START TASK INPUT
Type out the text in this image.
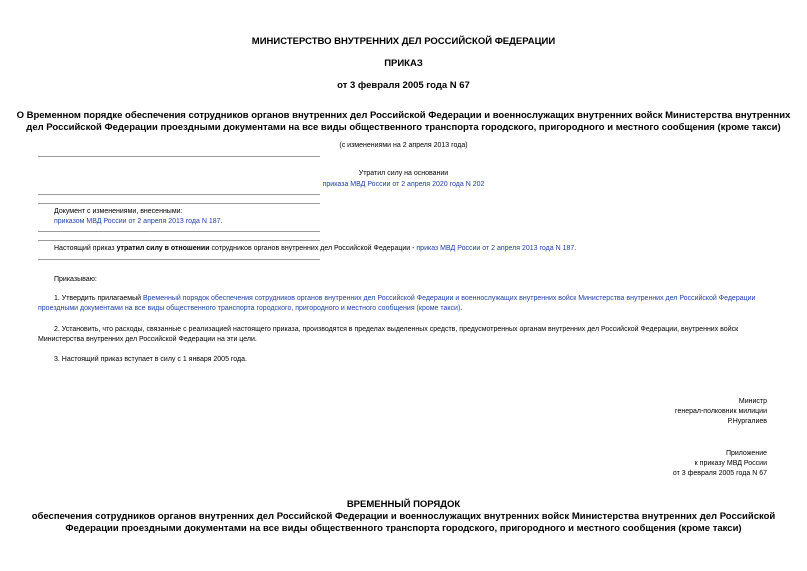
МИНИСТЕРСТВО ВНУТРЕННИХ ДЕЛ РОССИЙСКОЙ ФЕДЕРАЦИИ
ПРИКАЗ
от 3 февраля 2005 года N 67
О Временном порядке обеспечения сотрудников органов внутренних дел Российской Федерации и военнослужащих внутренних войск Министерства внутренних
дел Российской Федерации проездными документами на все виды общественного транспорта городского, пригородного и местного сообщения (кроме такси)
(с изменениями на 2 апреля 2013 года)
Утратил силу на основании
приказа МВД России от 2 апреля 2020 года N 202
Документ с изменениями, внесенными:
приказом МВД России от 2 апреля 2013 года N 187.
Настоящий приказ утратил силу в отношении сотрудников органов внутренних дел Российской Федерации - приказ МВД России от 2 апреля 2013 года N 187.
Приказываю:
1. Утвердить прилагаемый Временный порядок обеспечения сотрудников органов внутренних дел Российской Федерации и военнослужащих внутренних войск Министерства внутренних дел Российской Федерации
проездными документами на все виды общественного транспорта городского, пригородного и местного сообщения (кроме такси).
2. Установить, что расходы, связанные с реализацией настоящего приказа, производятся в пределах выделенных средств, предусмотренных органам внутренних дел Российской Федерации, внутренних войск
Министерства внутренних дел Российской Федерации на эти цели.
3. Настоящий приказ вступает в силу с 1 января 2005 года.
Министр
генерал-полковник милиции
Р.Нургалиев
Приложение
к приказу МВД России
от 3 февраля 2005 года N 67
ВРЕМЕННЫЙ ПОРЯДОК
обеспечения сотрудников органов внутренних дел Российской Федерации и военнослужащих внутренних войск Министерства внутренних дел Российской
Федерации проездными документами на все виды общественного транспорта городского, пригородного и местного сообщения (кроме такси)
END TASK INPUT
START TASK INPUT
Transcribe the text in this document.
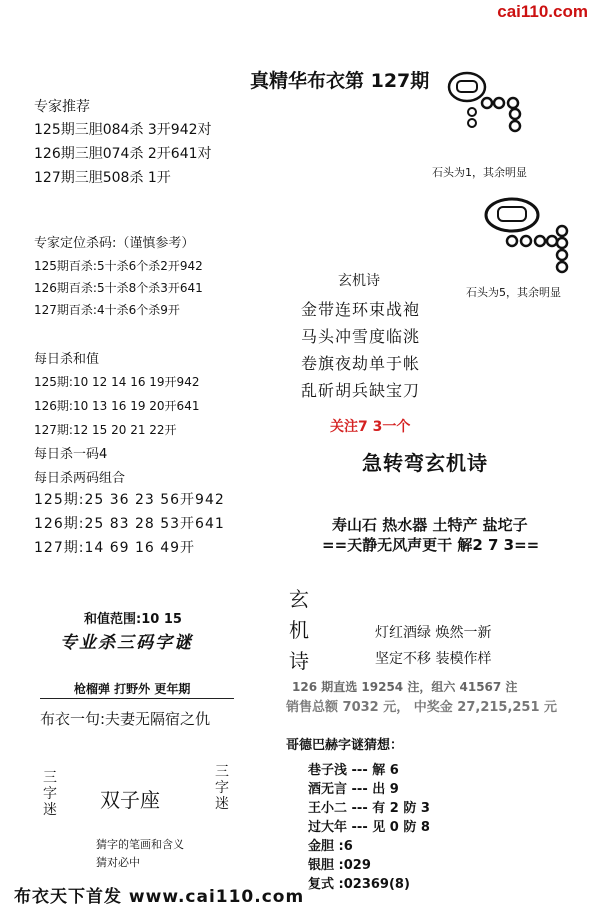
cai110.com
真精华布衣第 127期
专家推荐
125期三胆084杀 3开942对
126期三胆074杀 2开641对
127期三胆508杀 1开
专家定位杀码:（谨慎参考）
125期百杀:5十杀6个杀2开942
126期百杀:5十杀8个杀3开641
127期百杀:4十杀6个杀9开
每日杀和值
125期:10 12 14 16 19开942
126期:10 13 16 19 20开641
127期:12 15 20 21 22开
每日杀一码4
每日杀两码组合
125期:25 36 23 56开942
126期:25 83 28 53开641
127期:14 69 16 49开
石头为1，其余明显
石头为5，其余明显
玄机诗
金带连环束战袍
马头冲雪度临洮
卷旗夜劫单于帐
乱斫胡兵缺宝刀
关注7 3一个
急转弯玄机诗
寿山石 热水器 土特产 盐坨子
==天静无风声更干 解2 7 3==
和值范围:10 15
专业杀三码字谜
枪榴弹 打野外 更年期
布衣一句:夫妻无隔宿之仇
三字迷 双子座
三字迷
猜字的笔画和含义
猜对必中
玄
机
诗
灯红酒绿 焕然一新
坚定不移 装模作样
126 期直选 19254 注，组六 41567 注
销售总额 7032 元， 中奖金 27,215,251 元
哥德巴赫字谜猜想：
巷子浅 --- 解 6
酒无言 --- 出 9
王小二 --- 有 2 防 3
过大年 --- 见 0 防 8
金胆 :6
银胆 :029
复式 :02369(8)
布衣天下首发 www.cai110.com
END TASK INPUT
START TASK INPUT
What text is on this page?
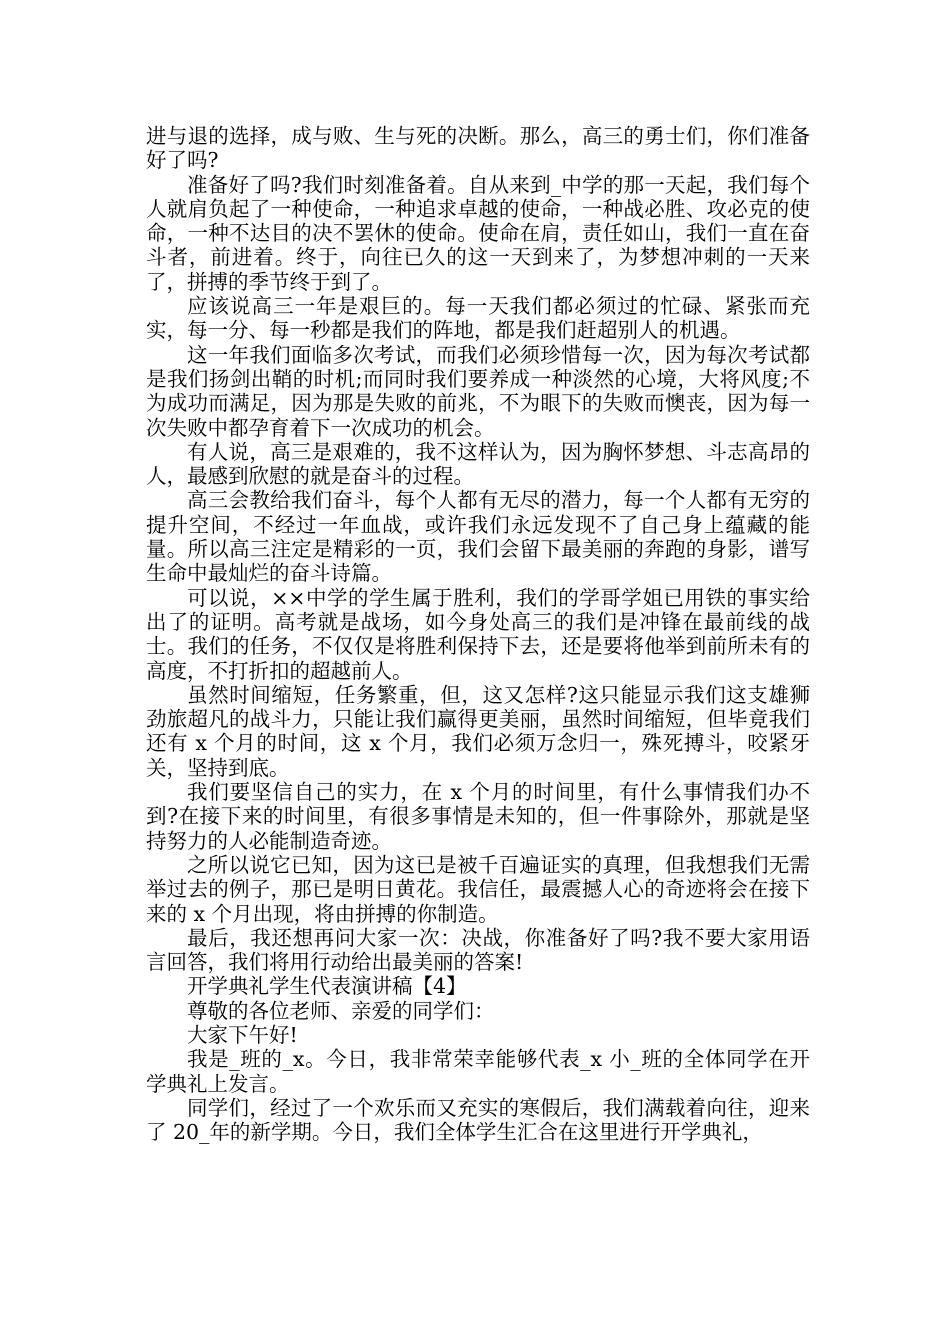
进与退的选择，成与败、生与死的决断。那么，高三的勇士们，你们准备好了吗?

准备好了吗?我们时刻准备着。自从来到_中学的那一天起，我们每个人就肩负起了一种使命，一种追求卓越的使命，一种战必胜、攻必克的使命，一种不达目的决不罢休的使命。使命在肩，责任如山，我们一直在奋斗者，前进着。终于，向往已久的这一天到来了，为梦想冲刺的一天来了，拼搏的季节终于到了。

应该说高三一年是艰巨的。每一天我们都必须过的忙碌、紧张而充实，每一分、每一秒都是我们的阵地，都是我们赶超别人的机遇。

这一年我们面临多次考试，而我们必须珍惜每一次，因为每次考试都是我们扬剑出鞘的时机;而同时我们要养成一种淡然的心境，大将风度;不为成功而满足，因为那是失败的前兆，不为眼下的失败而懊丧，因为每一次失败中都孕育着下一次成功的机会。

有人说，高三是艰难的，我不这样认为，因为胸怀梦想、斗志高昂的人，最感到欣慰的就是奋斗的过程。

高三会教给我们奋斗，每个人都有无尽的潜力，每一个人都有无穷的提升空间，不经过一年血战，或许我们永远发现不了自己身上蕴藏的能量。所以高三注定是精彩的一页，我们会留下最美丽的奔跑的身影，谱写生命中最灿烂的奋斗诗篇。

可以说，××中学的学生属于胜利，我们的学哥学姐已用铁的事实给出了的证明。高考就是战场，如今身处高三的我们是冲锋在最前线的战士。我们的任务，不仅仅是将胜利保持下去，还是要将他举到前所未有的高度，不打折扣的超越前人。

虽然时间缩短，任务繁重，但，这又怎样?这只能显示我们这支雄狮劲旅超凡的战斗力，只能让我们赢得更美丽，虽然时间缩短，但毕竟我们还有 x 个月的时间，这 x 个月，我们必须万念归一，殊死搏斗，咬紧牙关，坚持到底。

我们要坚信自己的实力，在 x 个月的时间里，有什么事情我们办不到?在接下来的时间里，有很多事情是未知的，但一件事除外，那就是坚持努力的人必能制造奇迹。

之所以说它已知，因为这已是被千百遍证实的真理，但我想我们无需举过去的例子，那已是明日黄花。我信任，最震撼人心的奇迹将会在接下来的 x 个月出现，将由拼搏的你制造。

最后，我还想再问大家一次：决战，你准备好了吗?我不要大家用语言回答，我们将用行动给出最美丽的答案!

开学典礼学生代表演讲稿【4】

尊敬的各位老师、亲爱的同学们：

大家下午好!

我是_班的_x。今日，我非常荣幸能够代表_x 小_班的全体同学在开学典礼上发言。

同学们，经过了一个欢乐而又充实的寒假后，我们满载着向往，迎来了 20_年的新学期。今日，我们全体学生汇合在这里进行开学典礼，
END TASK INPUT
OBJECTIVE ->
Gather each line that holds "text".

FULL RESPONSE ->
Type out the text in this image.
Transcribe the text in this document.
What text is on this page?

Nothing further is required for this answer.